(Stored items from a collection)
——

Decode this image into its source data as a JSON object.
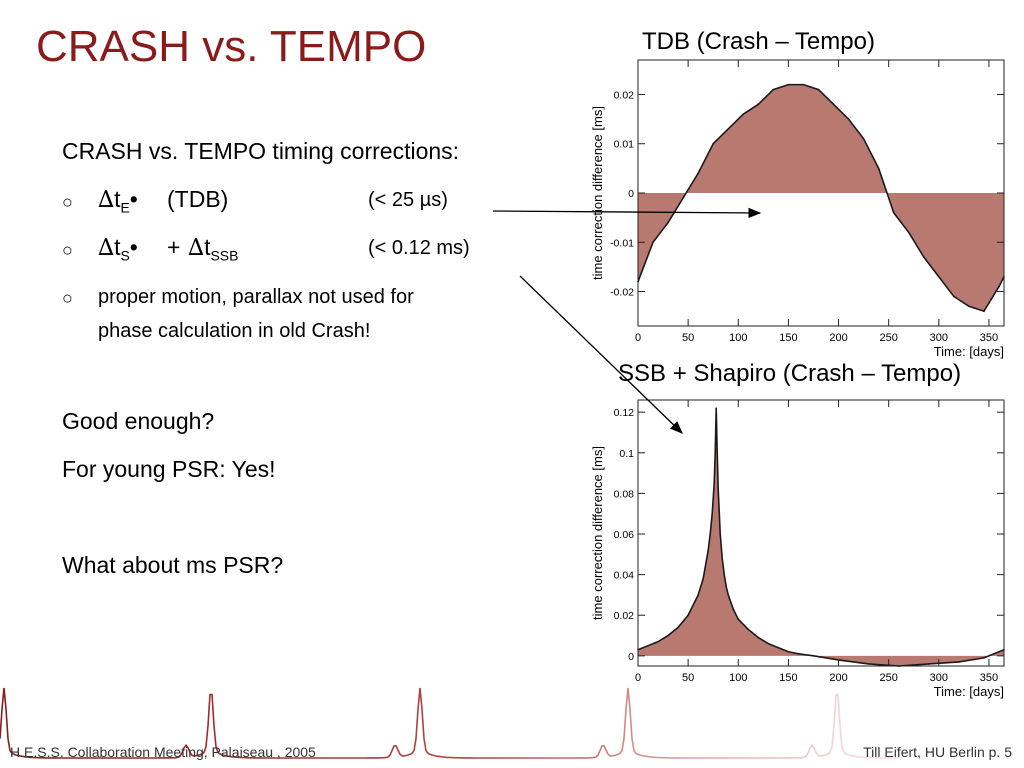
{
  "slide": {
    "title": "CRASH vs. TEMPO",
    "heading": "CRASH vs. TEMPO timing corrections:",
    "bullet_marker": "○",
    "delta": "∆",
    "t": "t",
    "dot": "•",
    "bullet1": {
      "sub": "E",
      "text": "(TDB)",
      "note": "(< 25 µs)"
    },
    "bullet2": {
      "sub1": "S",
      "plus": "+",
      "sub2": "SSB",
      "note": "(< 0.12 ms)"
    },
    "bullet3": {
      "line1": "proper motion, parallax not used for",
      "line2": "phase calculation in old Crash!"
    },
    "question": "Good enough?",
    "answer": "For young PSR: Yes!",
    "question2": "What about ms PSR?",
    "footer_left": "H.E.S.S. Collaboration Meeting, Palaiseau , 2005",
    "footer_right": "Till Eifert, HU Berlin   p. 5"
  },
  "colors": {
    "title": "#8b1a1a",
    "fill": "#b87a70",
    "edge": "#1a1a1a",
    "pulse": "#c0504d"
  },
  "chart_data": [
    {
      "type": "area",
      "title": "TDB (Crash – Tempo)",
      "xlabel": "Time: [days]",
      "ylabel": "time correction difference [ms]",
      "xlim": [
        0,
        365
      ],
      "ylim": [
        -0.027,
        0.027
      ],
      "xticks": [
        "0",
        "50",
        "100",
        "150",
        "200",
        "250",
        "300",
        "350"
      ],
      "yticks": [
        "0.02",
        "0.01",
        "0",
        "-0.01",
        "-0.02"
      ],
      "x": [
        0,
        15,
        30,
        45,
        60,
        75,
        90,
        105,
        120,
        135,
        150,
        165,
        180,
        195,
        210,
        225,
        240,
        255,
        270,
        285,
        300,
        315,
        330,
        345,
        360,
        365
      ],
      "y": [
        -0.018,
        -0.01,
        -0.006,
        -0.001,
        0.004,
        0.01,
        0.013,
        0.016,
        0.018,
        0.021,
        0.022,
        0.022,
        0.021,
        0.018,
        0.015,
        0.011,
        0.005,
        -0.004,
        -0.008,
        -0.013,
        -0.017,
        -0.021,
        -0.023,
        -0.024,
        -0.019,
        -0.017
      ]
    },
    {
      "type": "area",
      "title": "SSB + Shapiro (Crash – Tempo)",
      "xlabel": "Time: [days]",
      "ylabel": "time correction difference [ms]",
      "xlim": [
        0,
        365
      ],
      "ylim": [
        -0.005,
        0.126
      ],
      "xticks": [
        "0",
        "50",
        "100",
        "150",
        "200",
        "250",
        "300",
        "350"
      ],
      "yticks": [
        "0.12",
        "0.1",
        "0.08",
        "0.06",
        "0.04",
        "0.02",
        "0"
      ],
      "x": [
        0,
        10,
        20,
        30,
        40,
        50,
        60,
        65,
        70,
        72,
        74,
        76,
        77,
        78,
        79,
        80,
        82,
        84,
        86,
        88,
        90,
        95,
        100,
        110,
        120,
        130,
        140,
        150,
        160,
        175,
        200,
        230,
        260,
        290,
        320,
        345,
        360,
        365
      ],
      "y": [
        0.003,
        0.005,
        0.007,
        0.01,
        0.014,
        0.02,
        0.03,
        0.038,
        0.052,
        0.06,
        0.07,
        0.085,
        0.1,
        0.122,
        0.1,
        0.082,
        0.06,
        0.048,
        0.04,
        0.034,
        0.03,
        0.023,
        0.018,
        0.013,
        0.009,
        0.006,
        0.004,
        0.002,
        0.001,
        0.0,
        -0.002,
        -0.004,
        -0.005,
        -0.004,
        -0.003,
        -0.001,
        0.002,
        0.003
      ]
    }
  ]
}
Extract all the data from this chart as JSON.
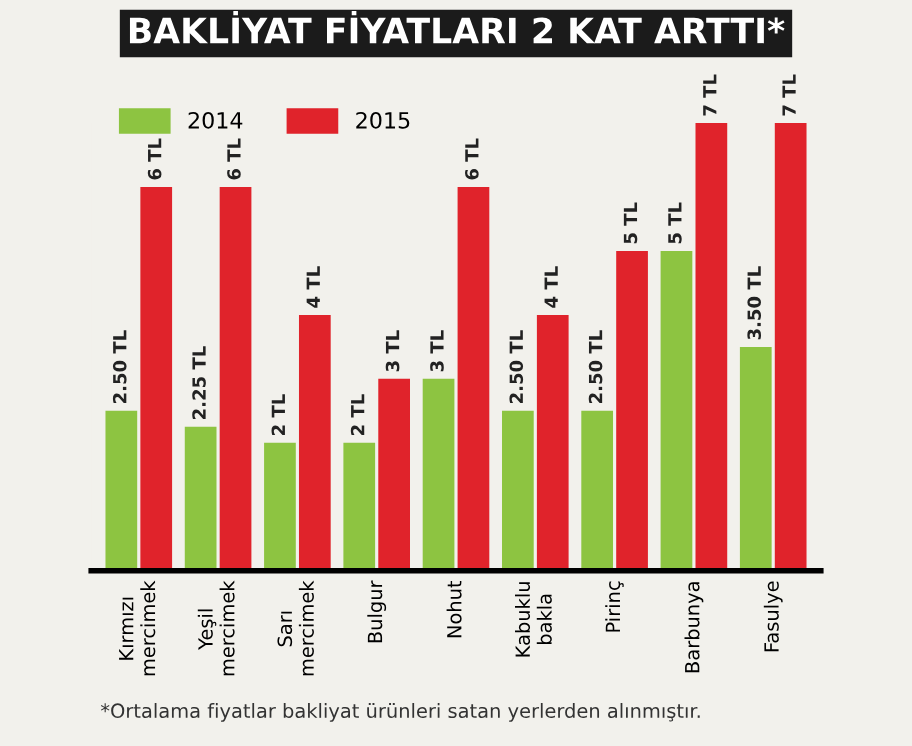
{
  "chart_data": {
    "type": "bar",
    "title": "BAKLİYAT FİYATLARI 2 KAT ARTTI*",
    "categories": [
      "Kırmızı\nmercimek",
      "Yeşil\nmercimek",
      "Sarı\nmercimek",
      "Bulgur",
      "Nohut",
      "Kabuklu\nbakla",
      "Pirinç",
      "Barbunya",
      "Fasulye"
    ],
    "series": [
      {
        "name": "2014",
        "color": "#8dc441",
        "values": [
          2.5,
          2.25,
          2,
          2,
          3,
          2.5,
          2.5,
          5,
          3.5
        ],
        "value_labels": [
          "2.50 TL",
          "2.25 TL",
          "2 TL",
          "2 TL",
          "3 TL",
          "2.50 TL",
          "2.50 TL",
          "5 TL",
          "3.50 TL"
        ]
      },
      {
        "name": "2015",
        "color": "#e0232b",
        "values": [
          6,
          6,
          4,
          3,
          6,
          4,
          5,
          7,
          7
        ],
        "value_labels": [
          "6 TL",
          "6 TL",
          "4 TL",
          "3 TL",
          "6 TL",
          "4 TL",
          "5 TL",
          "7 TL",
          "7 TL"
        ]
      }
    ],
    "legend": "top left",
    "annotations": [
      "*Ortalama fiyatlar bakliyat ürünleri satan yerlerden alınmıştır."
    ]
  }
}
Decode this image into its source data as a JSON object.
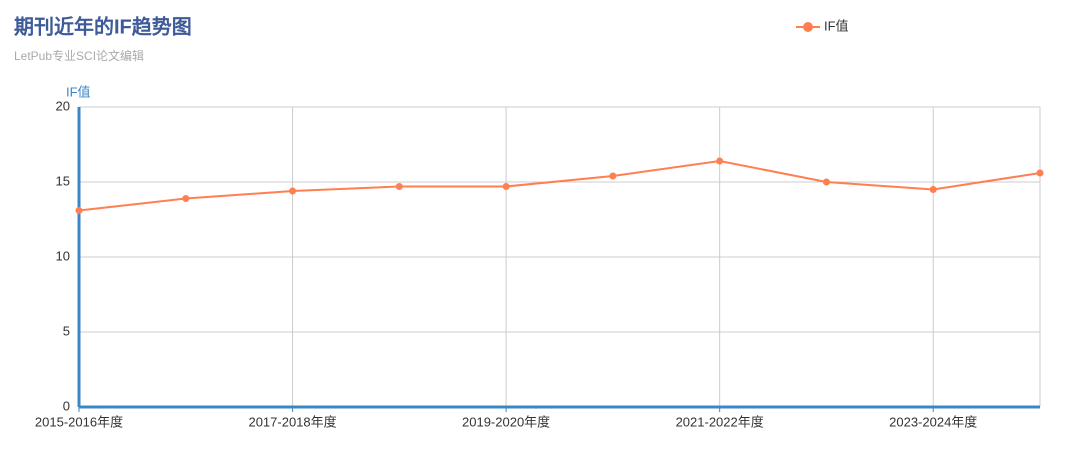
{
  "chart_data": {
    "type": "line",
    "title": "期刊近年的IF趋势图",
    "subtitle": "LetPub专业SCI论文编辑",
    "y_label": "IF值",
    "categories": [
      "2015-2016年度",
      null,
      "2017-2018年度",
      null,
      "2019-2020年度",
      null,
      "2021-2022年度",
      null,
      "2023-2024年度",
      null
    ],
    "series": [
      {
        "name": "IF值",
        "color": "#ff7f50",
        "values": [
          13.1,
          13.9,
          14.4,
          14.7,
          14.7,
          15.4,
          16.4,
          15.0,
          14.5,
          15.6
        ]
      }
    ],
    "ylim": [
      0,
      20
    ],
    "yticks": [
      0,
      5,
      10,
      15,
      20
    ],
    "grid": true,
    "legend": "top-right"
  }
}
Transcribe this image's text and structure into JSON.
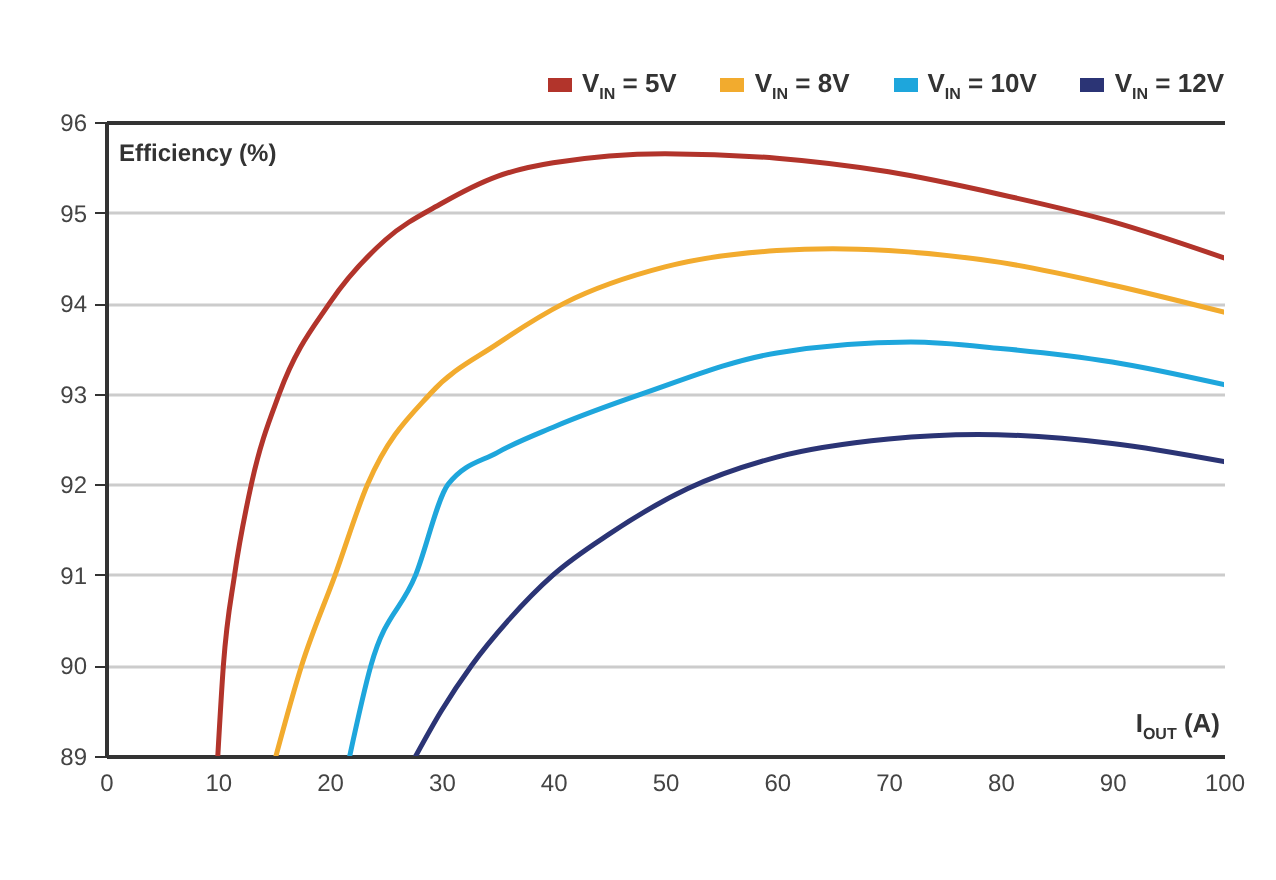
{
  "chart_data": {
    "type": "line",
    "xlabel": "I$_{OUT}$ (A)",
    "ylabel": "Efficiency (%)",
    "xlim": [
      0,
      100
    ],
    "xticks": [
      0,
      10,
      20,
      30,
      40,
      50,
      60,
      70,
      80,
      90,
      100
    ],
    "ylim": [
      89,
      96
    ],
    "yticks": [
      89,
      90,
      91,
      92,
      93,
      94,
      95,
      96
    ],
    "grid": "y",
    "legend": "top right",
    "line_style": "solid",
    "marker": "none",
    "series": [
      {
        "name": "V$_{IN}$ = 5V",
        "color": "#b2342b",
        "x": [
          10,
          10.5,
          11.5,
          13,
          15.5,
          20,
          25,
          30,
          35,
          40,
          50,
          60,
          70,
          80,
          90,
          100
        ],
        "values": [
          89,
          90,
          91,
          92,
          93,
          94,
          94.7,
          95.1,
          95.4,
          95.55,
          95.65,
          95.6,
          95.45,
          95.2,
          94.9,
          94.5
        ]
      },
      {
        "name": "V$_{IN}$ = 8V",
        "color": "#f2ab2e",
        "x": [
          15.2,
          17.5,
          20.5,
          23.4,
          29,
          35,
          41,
          50,
          60,
          65,
          70,
          80,
          90,
          100
        ],
        "values": [
          89,
          90,
          91,
          92,
          93,
          93.55,
          94.0,
          94.4,
          94.58,
          94.6,
          94.58,
          94.45,
          94.2,
          93.9
        ]
      },
      {
        "name": "V$_{IN}$ = 10V",
        "color": "#1ea6dc",
        "x": [
          21.8,
          23.7,
          27.7,
          30.6,
          35,
          40,
          48,
          60,
          72,
          80,
          90,
          100
        ],
        "values": [
          89,
          90,
          91,
          92,
          92.35,
          92.63,
          93.0,
          93.45,
          93.57,
          93.5,
          93.35,
          93.1
        ]
      },
      {
        "name": "V$_{IN}$ = 12V",
        "color": "#2b3475",
        "x": [
          27.7,
          30,
          32.7,
          36,
          40,
          45,
          52,
          60,
          70,
          78,
          90,
          100
        ],
        "values": [
          89,
          89.5,
          90,
          90.5,
          91,
          91.45,
          91.95,
          92.3,
          92.5,
          92.55,
          92.45,
          92.25
        ]
      }
    ]
  }
}
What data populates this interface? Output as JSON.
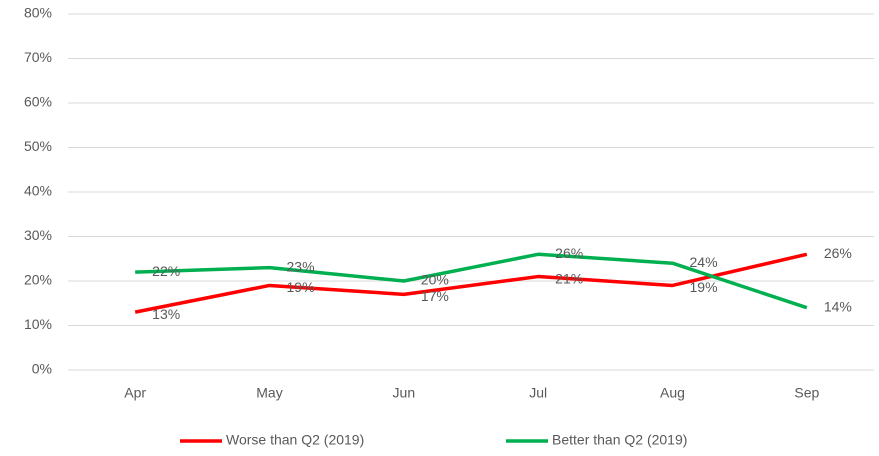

——

WHAT YOU SHOULD DO = In the entries above, locate every line with the word "nmercimek" and copy it.

ANSWER TO THE EXERCISE =
      "Kırmızı\nmercimek",
      "Yeşil\nmercimek",
      "Sarı\nmercimek",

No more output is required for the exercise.